## Work required
Go through the records and extract every line with the word "Jahr".

** start of Supplied material **

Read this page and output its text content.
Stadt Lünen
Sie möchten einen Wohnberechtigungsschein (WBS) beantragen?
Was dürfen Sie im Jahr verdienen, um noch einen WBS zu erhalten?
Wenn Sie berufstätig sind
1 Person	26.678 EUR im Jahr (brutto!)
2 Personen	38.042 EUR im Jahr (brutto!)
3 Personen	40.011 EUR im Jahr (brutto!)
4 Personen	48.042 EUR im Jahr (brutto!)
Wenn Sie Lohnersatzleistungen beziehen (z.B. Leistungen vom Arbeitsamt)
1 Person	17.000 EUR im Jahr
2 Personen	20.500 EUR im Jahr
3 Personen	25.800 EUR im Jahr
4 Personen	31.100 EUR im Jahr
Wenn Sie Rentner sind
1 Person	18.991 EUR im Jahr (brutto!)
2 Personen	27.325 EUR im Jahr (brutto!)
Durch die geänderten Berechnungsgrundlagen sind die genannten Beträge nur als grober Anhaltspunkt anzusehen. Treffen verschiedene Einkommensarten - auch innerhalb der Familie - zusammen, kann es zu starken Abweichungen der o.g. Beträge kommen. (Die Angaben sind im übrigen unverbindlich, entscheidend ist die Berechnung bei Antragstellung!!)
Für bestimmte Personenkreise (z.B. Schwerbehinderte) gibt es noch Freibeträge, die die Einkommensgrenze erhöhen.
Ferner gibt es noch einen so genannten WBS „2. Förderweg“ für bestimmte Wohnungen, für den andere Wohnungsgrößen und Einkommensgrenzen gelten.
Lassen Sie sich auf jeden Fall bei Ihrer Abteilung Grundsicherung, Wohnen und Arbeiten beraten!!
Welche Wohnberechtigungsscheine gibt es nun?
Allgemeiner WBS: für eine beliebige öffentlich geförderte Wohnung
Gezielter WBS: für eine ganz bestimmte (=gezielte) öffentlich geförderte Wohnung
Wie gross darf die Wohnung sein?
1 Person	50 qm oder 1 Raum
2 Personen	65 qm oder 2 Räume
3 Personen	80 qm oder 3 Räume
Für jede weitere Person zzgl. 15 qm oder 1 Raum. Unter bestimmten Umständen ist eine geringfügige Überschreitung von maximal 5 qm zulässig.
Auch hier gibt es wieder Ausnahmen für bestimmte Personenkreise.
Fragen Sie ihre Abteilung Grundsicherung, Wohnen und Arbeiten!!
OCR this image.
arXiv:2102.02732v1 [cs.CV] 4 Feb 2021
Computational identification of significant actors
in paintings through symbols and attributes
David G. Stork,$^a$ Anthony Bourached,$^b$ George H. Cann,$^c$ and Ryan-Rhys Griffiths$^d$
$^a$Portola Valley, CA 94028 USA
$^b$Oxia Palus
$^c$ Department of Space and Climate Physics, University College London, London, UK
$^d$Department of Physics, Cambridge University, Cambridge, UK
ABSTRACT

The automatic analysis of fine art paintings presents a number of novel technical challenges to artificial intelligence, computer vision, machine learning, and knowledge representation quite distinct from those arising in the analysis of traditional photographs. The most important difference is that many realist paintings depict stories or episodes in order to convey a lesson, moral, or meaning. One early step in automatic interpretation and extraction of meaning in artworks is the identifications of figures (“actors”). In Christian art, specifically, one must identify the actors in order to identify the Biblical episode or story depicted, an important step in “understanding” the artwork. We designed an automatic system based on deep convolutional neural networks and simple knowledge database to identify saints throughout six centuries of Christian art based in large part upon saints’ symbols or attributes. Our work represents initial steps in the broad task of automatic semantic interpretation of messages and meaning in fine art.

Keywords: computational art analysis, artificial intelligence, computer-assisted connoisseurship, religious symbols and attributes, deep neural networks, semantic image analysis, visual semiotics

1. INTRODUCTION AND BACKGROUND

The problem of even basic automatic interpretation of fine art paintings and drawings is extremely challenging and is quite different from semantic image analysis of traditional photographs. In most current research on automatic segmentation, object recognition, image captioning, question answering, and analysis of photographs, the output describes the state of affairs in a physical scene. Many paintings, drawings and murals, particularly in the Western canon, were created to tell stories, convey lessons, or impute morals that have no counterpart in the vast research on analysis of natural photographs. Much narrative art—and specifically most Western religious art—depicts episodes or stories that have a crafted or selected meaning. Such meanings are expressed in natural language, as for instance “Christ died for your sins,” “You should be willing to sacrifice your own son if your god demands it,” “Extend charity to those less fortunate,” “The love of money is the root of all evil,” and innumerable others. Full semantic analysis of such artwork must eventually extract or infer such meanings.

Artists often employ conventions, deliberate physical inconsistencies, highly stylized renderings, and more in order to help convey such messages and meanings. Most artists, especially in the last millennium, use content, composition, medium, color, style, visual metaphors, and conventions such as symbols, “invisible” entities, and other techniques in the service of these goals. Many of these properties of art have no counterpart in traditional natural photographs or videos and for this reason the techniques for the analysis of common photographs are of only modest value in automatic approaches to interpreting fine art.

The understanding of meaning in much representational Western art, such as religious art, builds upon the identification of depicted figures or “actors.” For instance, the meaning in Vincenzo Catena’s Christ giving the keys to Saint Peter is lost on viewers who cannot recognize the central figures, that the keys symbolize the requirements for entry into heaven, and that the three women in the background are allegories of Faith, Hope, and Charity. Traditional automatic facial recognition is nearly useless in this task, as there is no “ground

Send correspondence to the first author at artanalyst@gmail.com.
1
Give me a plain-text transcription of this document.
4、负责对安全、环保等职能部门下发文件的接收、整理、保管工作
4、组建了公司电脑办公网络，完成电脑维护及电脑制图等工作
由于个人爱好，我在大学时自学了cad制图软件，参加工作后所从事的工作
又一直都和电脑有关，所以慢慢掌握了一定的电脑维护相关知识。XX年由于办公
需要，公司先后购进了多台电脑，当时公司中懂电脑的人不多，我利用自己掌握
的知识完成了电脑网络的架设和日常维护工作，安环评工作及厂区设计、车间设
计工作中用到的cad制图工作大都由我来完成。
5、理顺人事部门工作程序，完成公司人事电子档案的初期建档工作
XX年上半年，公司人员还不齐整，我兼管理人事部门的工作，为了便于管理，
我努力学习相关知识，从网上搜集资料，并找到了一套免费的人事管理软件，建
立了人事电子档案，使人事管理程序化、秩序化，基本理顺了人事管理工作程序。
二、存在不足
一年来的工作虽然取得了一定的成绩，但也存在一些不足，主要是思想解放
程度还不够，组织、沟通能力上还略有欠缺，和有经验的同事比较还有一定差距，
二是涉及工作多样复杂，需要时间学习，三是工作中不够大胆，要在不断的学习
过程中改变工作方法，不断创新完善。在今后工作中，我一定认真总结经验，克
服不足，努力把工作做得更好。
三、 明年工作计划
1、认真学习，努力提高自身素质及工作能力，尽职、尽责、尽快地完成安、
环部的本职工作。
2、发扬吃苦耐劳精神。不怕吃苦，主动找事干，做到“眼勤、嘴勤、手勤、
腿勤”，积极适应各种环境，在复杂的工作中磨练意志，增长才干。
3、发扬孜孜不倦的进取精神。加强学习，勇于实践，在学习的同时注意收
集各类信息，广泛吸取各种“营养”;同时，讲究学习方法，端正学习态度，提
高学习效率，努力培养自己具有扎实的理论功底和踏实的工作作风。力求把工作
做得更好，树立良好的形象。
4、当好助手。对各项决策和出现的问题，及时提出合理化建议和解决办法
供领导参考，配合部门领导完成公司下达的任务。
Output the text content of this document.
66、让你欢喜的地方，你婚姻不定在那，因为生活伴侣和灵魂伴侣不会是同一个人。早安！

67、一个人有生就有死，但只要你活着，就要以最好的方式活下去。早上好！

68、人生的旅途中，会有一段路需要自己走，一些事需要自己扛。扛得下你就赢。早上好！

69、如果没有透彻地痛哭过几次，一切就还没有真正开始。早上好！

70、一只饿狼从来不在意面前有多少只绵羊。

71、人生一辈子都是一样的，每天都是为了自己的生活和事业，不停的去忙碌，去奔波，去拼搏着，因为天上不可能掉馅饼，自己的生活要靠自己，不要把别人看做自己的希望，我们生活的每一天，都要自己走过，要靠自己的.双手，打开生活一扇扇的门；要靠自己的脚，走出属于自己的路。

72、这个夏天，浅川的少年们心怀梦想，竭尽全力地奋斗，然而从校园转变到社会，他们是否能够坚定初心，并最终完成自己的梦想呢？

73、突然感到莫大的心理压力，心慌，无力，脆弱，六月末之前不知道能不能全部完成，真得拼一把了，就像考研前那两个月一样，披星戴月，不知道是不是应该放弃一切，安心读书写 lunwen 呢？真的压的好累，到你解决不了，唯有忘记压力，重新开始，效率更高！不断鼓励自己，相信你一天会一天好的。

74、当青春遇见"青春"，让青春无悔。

** end of Supplied material **

## Answer to the task
Was dürfen Sie im Jahr verdienen, um noch einen WBS zu erhalten?
1 Person	26.678 EUR im Jahr (brutto!)
2 Personen	38.042 EUR im Jahr (brutto!)
3 Personen	40.011 EUR im Jahr (brutto!)
4 Personen	48.042 EUR im Jahr (brutto!)
1 Person	17.000 EUR im Jahr
2 Personen	20.500 EUR im Jahr
3 Personen	25.800 EUR im Jahr
4 Personen	31.100 EUR im Jahr
1 Person	18.991 EUR im Jahr (brutto!)
2 Personen	27.325 EUR im Jahr (brutto!)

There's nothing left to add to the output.